** Task objective **
Select every line containing the word "Jacek" from the material, and copy those lines.

[Extracted records]
## Begin
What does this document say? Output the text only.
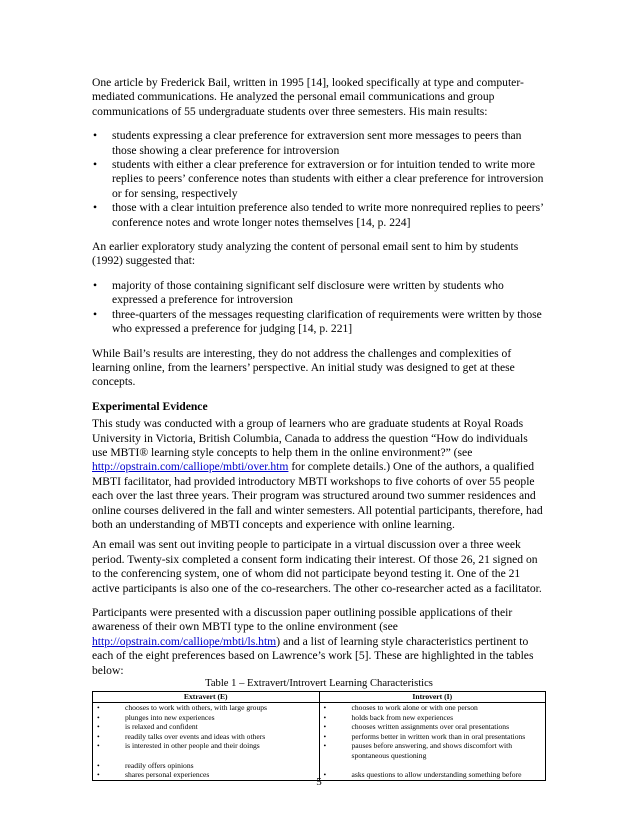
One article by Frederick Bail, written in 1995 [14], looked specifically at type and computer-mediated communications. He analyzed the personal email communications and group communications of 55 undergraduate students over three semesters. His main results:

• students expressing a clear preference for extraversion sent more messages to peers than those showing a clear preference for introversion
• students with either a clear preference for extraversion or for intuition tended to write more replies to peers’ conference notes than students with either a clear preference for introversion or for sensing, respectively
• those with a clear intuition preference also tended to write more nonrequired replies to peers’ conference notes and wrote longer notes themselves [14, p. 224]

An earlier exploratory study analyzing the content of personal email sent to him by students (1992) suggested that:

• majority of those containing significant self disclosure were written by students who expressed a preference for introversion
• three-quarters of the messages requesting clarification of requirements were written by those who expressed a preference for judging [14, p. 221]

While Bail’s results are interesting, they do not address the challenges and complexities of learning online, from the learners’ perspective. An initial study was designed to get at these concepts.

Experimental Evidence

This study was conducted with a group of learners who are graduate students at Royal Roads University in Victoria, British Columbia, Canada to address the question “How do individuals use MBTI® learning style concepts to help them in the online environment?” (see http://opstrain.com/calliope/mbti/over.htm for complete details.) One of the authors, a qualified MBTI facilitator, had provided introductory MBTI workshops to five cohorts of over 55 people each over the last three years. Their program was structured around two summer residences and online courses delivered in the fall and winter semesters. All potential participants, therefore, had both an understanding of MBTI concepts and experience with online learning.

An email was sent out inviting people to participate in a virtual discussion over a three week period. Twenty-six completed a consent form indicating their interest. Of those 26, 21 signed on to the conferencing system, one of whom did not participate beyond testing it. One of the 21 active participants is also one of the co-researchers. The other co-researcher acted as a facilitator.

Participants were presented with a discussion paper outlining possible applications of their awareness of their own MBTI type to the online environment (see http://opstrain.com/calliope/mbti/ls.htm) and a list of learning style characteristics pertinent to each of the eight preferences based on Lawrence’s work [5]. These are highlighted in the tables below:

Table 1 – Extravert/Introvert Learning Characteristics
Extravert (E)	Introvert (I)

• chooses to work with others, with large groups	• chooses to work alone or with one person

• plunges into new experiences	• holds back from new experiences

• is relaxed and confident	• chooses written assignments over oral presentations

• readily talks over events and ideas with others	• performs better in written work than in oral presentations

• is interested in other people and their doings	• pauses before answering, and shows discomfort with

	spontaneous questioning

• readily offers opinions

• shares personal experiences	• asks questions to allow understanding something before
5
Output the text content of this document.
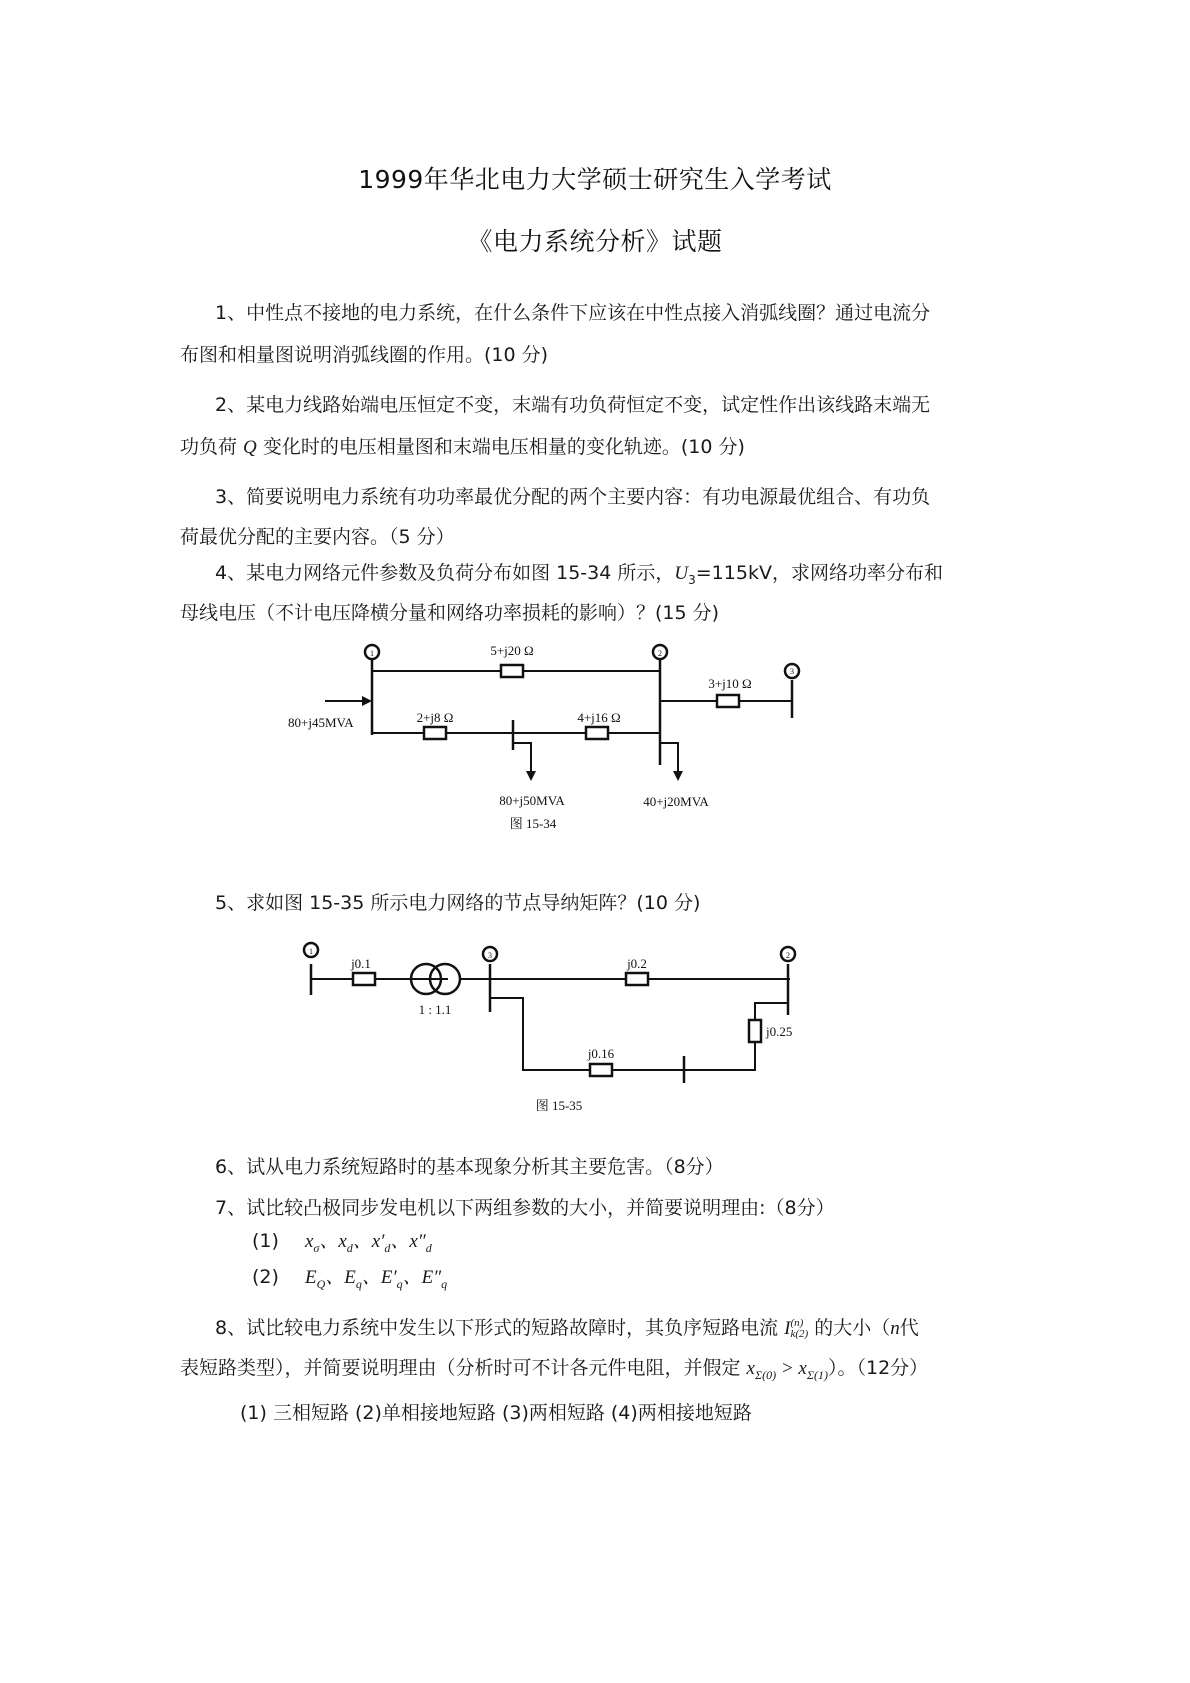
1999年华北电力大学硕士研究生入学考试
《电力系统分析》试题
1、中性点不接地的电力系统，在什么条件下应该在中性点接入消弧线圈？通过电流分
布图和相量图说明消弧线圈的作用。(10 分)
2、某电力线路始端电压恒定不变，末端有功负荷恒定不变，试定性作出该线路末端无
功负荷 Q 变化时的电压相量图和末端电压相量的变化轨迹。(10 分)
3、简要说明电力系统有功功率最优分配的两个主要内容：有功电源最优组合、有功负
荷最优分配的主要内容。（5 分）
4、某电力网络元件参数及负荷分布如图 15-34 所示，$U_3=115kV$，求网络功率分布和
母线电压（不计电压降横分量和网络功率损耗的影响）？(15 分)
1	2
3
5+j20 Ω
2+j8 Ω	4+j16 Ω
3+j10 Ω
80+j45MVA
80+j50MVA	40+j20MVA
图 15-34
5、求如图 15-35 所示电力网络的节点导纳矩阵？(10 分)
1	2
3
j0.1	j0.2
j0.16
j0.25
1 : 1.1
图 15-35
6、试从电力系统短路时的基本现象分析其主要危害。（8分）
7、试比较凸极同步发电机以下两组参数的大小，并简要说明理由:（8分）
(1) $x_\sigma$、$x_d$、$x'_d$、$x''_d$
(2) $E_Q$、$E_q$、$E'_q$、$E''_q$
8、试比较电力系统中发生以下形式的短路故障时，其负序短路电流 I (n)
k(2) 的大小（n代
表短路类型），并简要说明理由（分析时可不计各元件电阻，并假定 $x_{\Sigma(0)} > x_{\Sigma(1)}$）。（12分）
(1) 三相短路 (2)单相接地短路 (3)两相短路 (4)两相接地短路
## End
## Begin
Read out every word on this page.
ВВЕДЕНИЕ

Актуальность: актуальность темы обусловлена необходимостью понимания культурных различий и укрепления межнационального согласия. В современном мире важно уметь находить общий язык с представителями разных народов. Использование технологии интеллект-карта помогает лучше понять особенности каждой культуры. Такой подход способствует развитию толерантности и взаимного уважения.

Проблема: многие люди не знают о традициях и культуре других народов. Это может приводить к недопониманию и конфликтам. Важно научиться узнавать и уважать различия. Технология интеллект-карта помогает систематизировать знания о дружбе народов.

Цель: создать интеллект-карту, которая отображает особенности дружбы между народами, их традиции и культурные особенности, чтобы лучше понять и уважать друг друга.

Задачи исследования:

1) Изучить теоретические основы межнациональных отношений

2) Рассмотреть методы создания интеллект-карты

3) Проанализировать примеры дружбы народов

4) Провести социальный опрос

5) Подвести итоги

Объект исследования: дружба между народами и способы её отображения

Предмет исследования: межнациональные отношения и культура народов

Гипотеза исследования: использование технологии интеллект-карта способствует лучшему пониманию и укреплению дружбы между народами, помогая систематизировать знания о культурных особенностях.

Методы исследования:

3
## End
## Begin
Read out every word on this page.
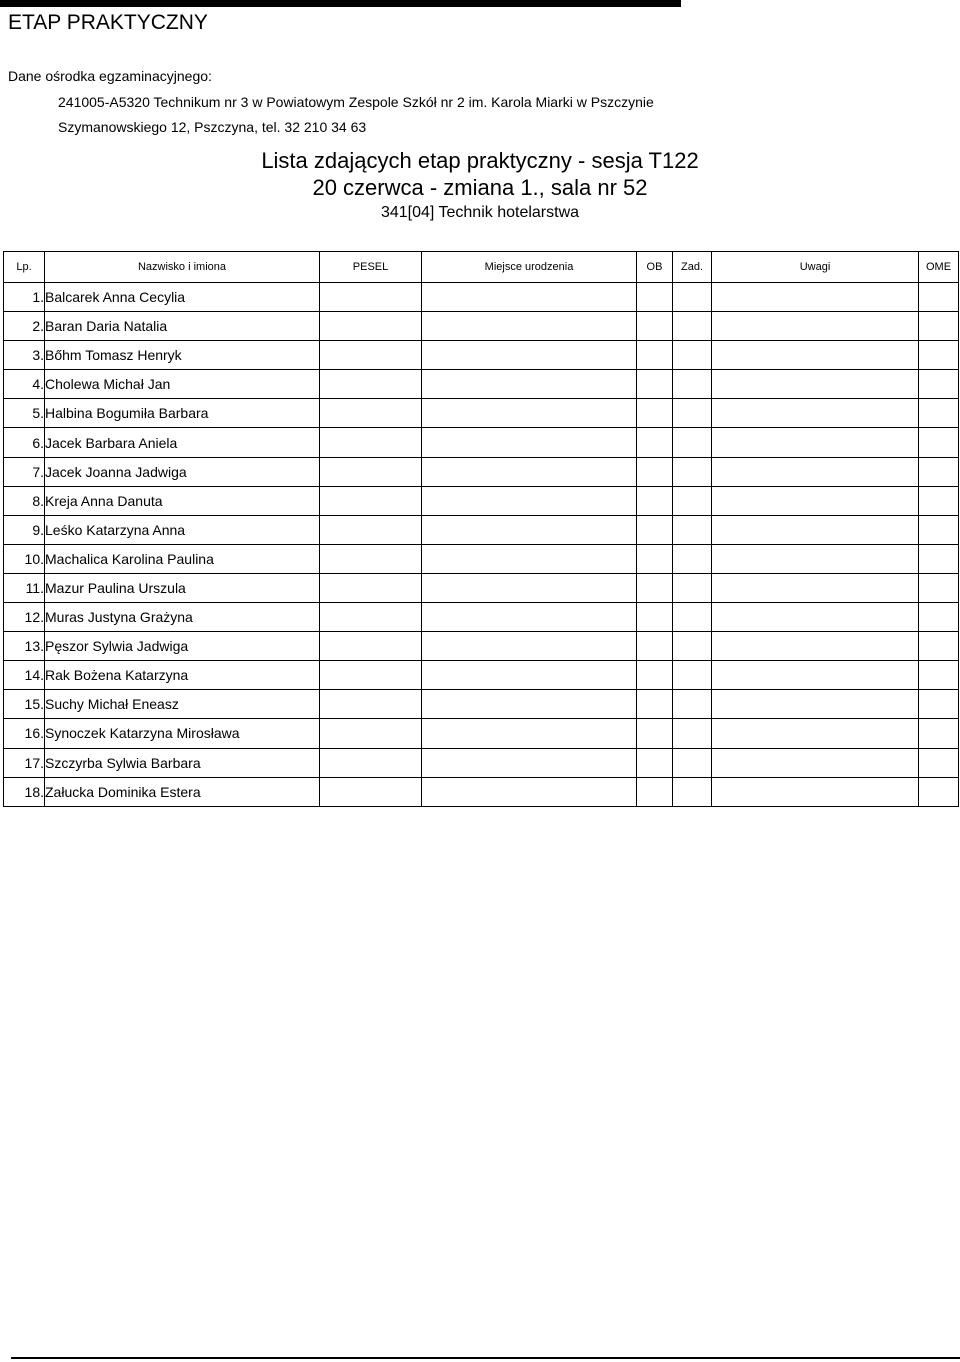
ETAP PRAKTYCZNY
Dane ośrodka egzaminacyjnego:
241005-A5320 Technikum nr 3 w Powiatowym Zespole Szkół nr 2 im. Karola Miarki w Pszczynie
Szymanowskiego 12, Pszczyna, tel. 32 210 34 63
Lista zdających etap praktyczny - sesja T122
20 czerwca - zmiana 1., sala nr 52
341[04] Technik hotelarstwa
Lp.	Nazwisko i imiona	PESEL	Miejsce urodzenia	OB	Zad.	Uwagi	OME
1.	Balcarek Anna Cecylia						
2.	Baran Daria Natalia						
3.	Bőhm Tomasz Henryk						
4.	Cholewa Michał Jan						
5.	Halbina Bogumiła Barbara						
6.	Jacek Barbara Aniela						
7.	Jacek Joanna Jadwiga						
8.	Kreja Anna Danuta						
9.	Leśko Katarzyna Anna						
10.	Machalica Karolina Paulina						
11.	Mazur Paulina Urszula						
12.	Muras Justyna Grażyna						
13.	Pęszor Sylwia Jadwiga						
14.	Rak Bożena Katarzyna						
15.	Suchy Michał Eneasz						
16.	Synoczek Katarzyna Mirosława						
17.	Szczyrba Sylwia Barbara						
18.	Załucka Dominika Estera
## End
** Problem solution **
6.	Jacek Barbara Aniela						
7.	Jacek Joanna Jadwiga						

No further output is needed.